State how many lines in the rows below contain the string "como", treating uppercase and lowercase as distinct. Give only the number.

-- Information supplied --
##########

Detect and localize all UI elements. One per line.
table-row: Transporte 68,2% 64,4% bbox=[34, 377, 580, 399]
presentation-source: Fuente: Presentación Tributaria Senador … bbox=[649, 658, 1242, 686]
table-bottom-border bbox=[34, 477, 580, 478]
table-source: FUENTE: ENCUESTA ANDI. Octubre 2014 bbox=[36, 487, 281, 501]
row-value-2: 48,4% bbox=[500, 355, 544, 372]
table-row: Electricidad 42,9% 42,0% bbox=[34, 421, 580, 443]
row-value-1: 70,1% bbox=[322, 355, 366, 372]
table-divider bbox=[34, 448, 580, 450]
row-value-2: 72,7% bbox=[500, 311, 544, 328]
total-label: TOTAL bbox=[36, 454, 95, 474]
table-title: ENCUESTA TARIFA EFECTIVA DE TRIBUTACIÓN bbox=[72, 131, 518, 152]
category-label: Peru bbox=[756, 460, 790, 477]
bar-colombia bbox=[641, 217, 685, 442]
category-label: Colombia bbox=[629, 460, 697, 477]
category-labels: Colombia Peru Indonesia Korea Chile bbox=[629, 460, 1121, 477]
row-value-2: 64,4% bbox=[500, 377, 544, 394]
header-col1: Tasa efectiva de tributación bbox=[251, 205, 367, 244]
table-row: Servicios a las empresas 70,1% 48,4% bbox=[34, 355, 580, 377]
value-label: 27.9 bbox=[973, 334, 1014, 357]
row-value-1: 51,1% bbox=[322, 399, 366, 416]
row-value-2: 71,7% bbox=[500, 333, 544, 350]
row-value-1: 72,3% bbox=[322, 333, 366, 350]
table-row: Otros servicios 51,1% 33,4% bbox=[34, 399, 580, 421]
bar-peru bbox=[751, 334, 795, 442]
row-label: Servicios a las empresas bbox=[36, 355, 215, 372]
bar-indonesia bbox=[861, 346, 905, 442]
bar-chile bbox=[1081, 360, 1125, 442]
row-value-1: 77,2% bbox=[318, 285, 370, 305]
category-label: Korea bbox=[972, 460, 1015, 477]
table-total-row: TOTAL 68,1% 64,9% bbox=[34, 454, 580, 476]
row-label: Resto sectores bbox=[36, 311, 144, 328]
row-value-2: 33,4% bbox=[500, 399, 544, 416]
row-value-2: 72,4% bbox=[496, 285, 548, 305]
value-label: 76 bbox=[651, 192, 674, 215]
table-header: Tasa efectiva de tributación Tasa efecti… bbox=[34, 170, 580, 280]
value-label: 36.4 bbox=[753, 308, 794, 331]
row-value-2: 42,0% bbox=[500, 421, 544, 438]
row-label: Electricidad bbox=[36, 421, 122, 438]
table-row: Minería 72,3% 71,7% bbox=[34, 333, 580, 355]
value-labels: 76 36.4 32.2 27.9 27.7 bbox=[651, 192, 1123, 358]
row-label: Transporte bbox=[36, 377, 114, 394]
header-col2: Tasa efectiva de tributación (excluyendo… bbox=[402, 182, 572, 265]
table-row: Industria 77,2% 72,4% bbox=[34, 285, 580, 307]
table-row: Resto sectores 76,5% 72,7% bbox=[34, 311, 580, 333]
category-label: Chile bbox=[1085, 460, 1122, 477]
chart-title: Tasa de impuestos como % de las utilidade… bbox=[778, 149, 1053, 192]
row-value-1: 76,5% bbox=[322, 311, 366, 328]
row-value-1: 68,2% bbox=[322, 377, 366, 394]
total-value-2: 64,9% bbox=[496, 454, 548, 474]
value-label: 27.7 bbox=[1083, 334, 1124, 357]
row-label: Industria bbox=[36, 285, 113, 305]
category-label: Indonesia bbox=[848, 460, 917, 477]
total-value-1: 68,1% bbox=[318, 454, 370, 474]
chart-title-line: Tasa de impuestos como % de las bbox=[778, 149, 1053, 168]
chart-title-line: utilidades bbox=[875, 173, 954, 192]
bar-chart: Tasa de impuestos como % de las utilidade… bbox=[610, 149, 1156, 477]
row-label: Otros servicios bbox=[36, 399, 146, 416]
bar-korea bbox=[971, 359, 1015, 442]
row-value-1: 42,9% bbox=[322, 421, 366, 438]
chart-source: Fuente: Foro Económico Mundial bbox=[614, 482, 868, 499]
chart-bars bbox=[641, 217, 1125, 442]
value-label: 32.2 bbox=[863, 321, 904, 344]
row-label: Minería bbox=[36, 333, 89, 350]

##########

-- Written solution --
3